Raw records
+ + + + +
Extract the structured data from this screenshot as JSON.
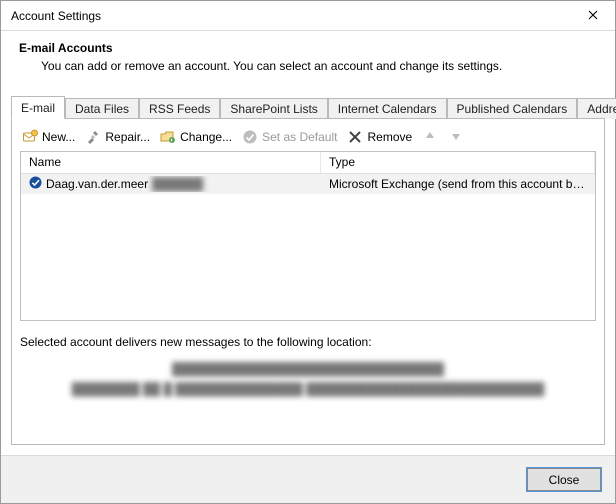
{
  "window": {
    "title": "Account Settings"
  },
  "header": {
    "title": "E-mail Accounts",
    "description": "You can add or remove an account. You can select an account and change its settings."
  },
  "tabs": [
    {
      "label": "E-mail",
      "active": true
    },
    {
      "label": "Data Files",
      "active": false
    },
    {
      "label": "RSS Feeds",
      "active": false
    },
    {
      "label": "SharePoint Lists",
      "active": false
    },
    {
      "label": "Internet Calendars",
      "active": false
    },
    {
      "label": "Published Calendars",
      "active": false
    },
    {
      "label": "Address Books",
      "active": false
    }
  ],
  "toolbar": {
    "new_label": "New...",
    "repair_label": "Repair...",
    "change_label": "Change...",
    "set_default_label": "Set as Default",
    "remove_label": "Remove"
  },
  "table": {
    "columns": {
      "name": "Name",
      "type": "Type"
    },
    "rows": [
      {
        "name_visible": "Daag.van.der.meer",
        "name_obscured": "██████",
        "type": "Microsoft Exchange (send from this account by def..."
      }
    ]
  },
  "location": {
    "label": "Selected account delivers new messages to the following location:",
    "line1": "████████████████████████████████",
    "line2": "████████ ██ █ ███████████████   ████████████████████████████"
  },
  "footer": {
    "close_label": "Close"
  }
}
+ + + + +
REQUEST: The pictures should not appear in the copy; every other part of the records above must be returned exactly.

TASK SOLUTION:
Extract the structured data from this screenshot as JSON.
{
  "window": {
    "title": "Account Settings"
  },
  "header": {
    "title": "E-mail Accounts",
    "description": "You can add or remove an account. You can select an account and change its settings."
  },
  "tabs": [
    {
      "label": "E-mail",
      "active": true
    },
    {
      "label": "Data Files",
      "active": false
    },
    {
      "label": "RSS Feeds",
      "active": false
    },
    {
      "label": "SharePoint Lists",
      "active": false
    },
    {
      "label": "Internet Calendars",
      "active": false
    },
    {
      "label": "Published Calendars",
      "active": false
    },
    {
      "label": "Address Books",
      "active": false
    }
  ],
  "toolbar": {
    "new_label": "New...",
    "repair_label": "Repair...",
    "change_label": "Change...",
    "set_default_label": "Set as Default",
    "remove_label": "Remove"
  },
  "table": {
    "columns": {
      "name": "Name",
      "type": "Type"
    },
    "rows": [
      {
        "name_visible": "Daag.van.der.meer",
        "name_obscured": "██████",
        "type": "Microsoft Exchange (send from this account by def..."
      }
    ]
  },
  "location": {
    "label": "Selected account delivers new messages to the following location:",
    "line1": "████████████████████████████████",
    "line2": "████████ ██ █ ███████████████   ████████████████████████████"
  },
  "footer": {
    "close_label": "Close"
  }
}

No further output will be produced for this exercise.